#### Data excerpts

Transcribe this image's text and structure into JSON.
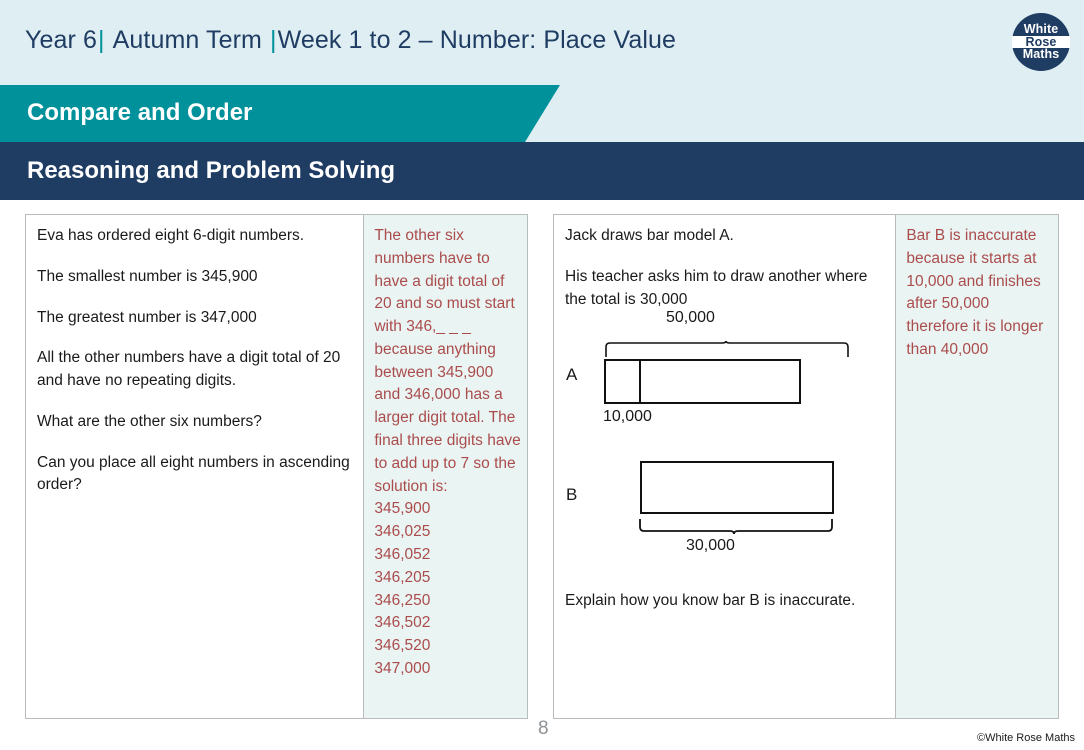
{
  "header": {
    "year": "Year 6",
    "term": "Autumn Term",
    "week": "Week 1 to 2 – Number: Place Value",
    "separator": "|",
    "logo": {
      "line1": "White",
      "line2": "Rose",
      "line3": "Maths"
    }
  },
  "banners": {
    "topic": "Compare and Order",
    "section": "Reasoning and Problem Solving",
    "teal_color": "#00919b",
    "navy_color": "#1f3c63",
    "page_background": "#dfeef2"
  },
  "questions": [
    {
      "question_text": "Eva has ordered eight 6-digit numbers.\n\nThe smallest number is 345,900\n\nThe greatest number is 347,000\n\nAll the other numbers have a digit total of 20 and have no repeating digits.\n\nWhat are the other six numbers?\n\nCan you place all eight numbers in ascending order?",
      "question_paragraphs": [
        "Eva has ordered eight 6-digit numbers.",
        "The smallest number is 345,900",
        "The greatest number is 347,000",
        "All the other numbers have a digit total of 20 and have no repeating digits.",
        "What are the other six numbers?",
        "Can you place all eight numbers in ascending order?"
      ],
      "answer_text": "The other six numbers have to have a digit total of 20 and so must start with 346,_ _ _ because anything between 345,900 and 346,000 has a larger digit total. The final three digits have to add up to 7 so the solution is:\n345,900\n346,025\n346,052\n346,205\n346,250\n346,502\n346,520\n347,000",
      "answer_color": "#ab4c4c",
      "answer_background": "#e9f4f3"
    },
    {
      "question_paragraphs": [
        "Jack draws bar model A.",
        "His teacher asks him to draw another where the total is 30,000"
      ],
      "question_intro": "Jack draws bar model A.\nHis teacher asks him to draw another where the total is 30,000",
      "bar_models": [
        {
          "name": "A",
          "top_label": "50,000",
          "bottom_label": "10,000",
          "brace_position": "top"
        },
        {
          "name": "B",
          "bottom_label": "30,000",
          "brace_position": "bottom"
        }
      ],
      "explain_prompt": "Explain how you know bar B is inaccurate.",
      "answer_text": "Bar B is inaccurate because it starts at 10,000 and finishes after 50,000 therefore it is longer than 40,000",
      "answer_color": "#ab4c4c",
      "answer_background": "#e9f4f3"
    }
  ],
  "footer": {
    "page_number": "8",
    "copyright": "©White Rose Maths"
  }
}
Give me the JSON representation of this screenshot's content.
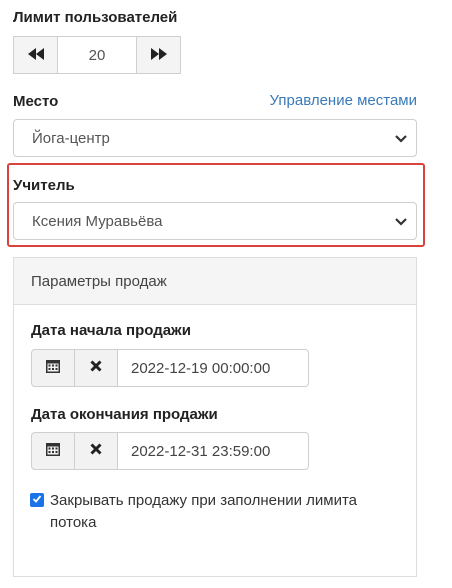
{
  "user_limit": {
    "label": "Лимит пользователей",
    "value": "20"
  },
  "place": {
    "label": "Место",
    "manage_link": "Управление местами",
    "selected": "Йога-центр"
  },
  "teacher": {
    "label": "Учитель",
    "selected": "Ксения Муравьёва"
  },
  "sales_panel": {
    "title": "Параметры продаж",
    "start_label": "Дата начала продажи",
    "start_value": "2022-12-19 00:00:00",
    "end_label": "Дата окончания продажи",
    "end_value": "2022-12-31 23:59:00",
    "close_on_limit_label": "Закрывать продажу при заполнении лимита потока",
    "close_on_limit_checked": true
  },
  "icons": {
    "decrement": "double-left-arrow-icon",
    "increment": "double-right-arrow-icon",
    "calendar": "calendar-icon",
    "clear": "clear-x-icon",
    "dropdown": "chevron-down-icon"
  },
  "colors": {
    "link": "#3a7ab8",
    "highlight": "#d9413c",
    "checkbox": "#1a73e8"
  }
}
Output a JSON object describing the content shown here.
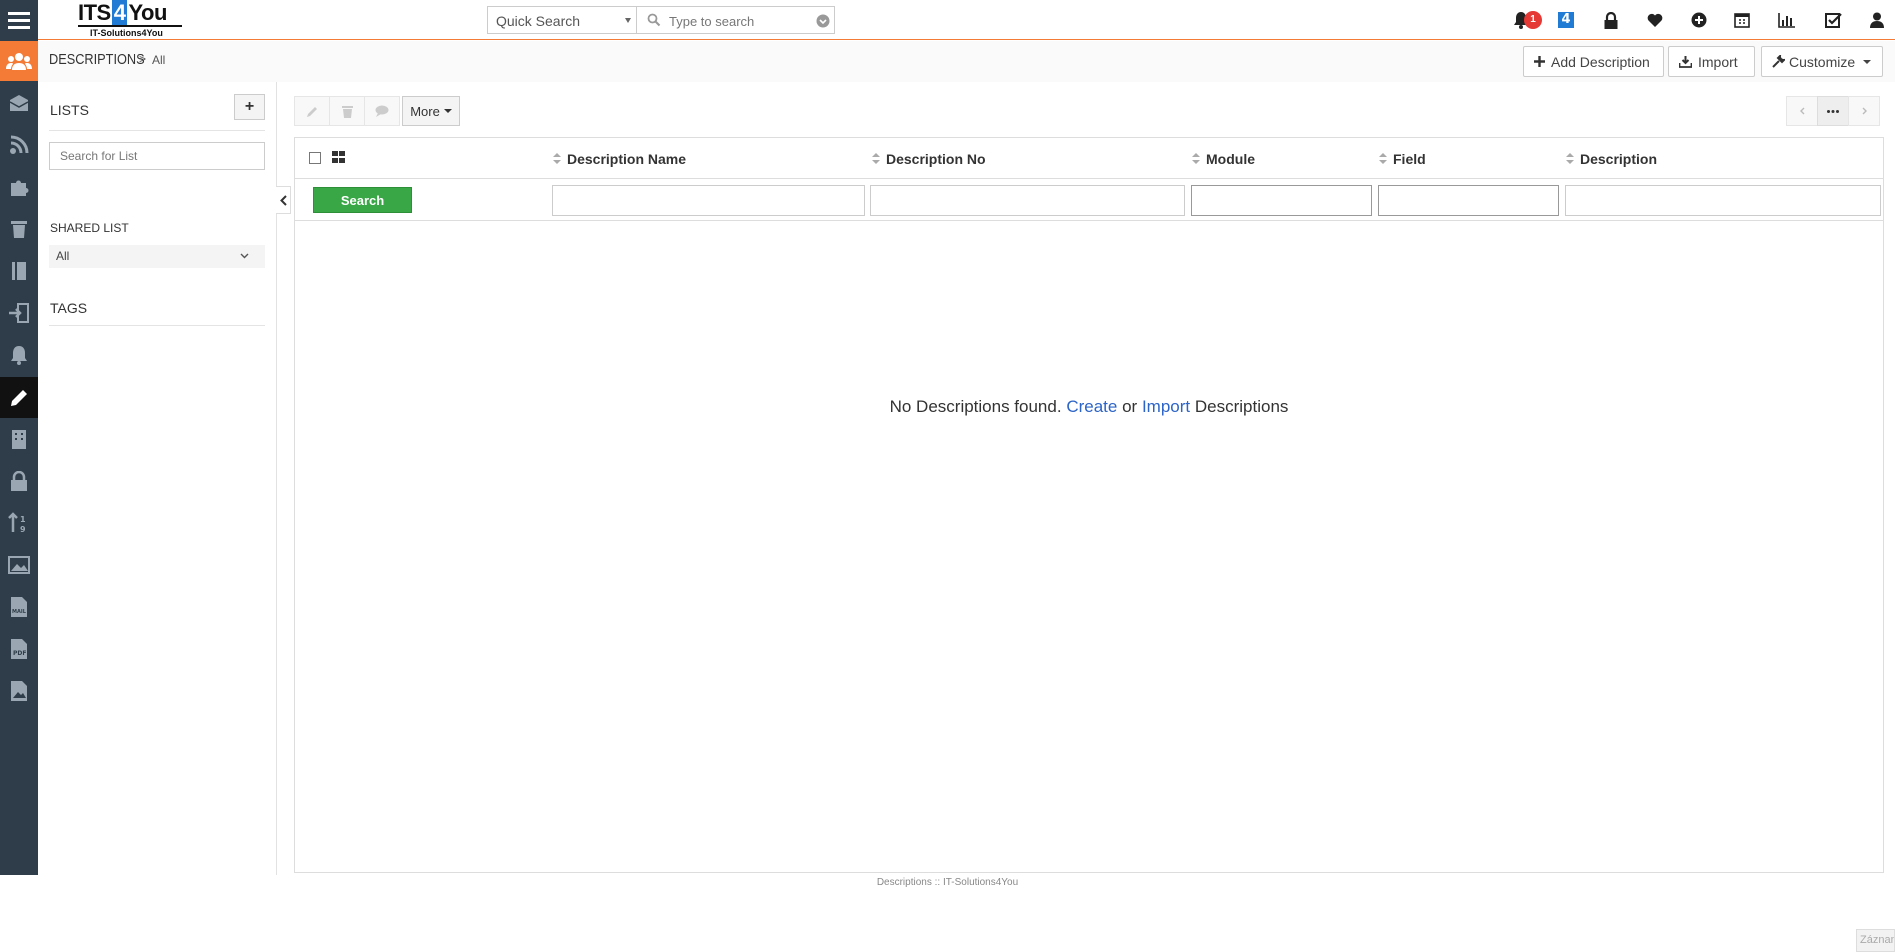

########

--- Problem statement ---
Take the records above from the line with "Give me the" down to their last line and please copy those lines exactly, without the pictures.

--- Written solution ---
Give me the JSON representation of this screenshot's content.
{
  "user_limit": {
    "label": "Лимит пользователей",
    "value": "20"
  },
  "place": {
    "label": "Место",
    "manage_link": "Управление местами",
    "selected": "Йога-центр"
  },
  "teacher": {
    "label": "Учитель",
    "selected": "Ксения Муравьёва"
  },
  "sales_panel": {
    "title": "Параметры продаж",
    "start_label": "Дата начала продажи",
    "start_value": "2022-12-19 00:00:00",
    "end_label": "Дата окончания продажи",
    "end_value": "2022-12-31 23:59:00",
    "close_on_limit_label": "Закрывать продажу при заполнении лимита потока",
    "close_on_limit_checked": true
  },
  "icons": {
    "decrement": "double-left-arrow-icon",
    "increment": "double-right-arrow-icon",
    "calendar": "calendar-icon",
    "clear": "clear-x-icon",
    "dropdown": "chevron-down-icon"
  },
  "colors": {
    "link": "#3a7ab8",
    "highlight": "#d9413c",
    "checkbox": "#1a73e8"
  }
}
Output a JSON object describing the content shown here.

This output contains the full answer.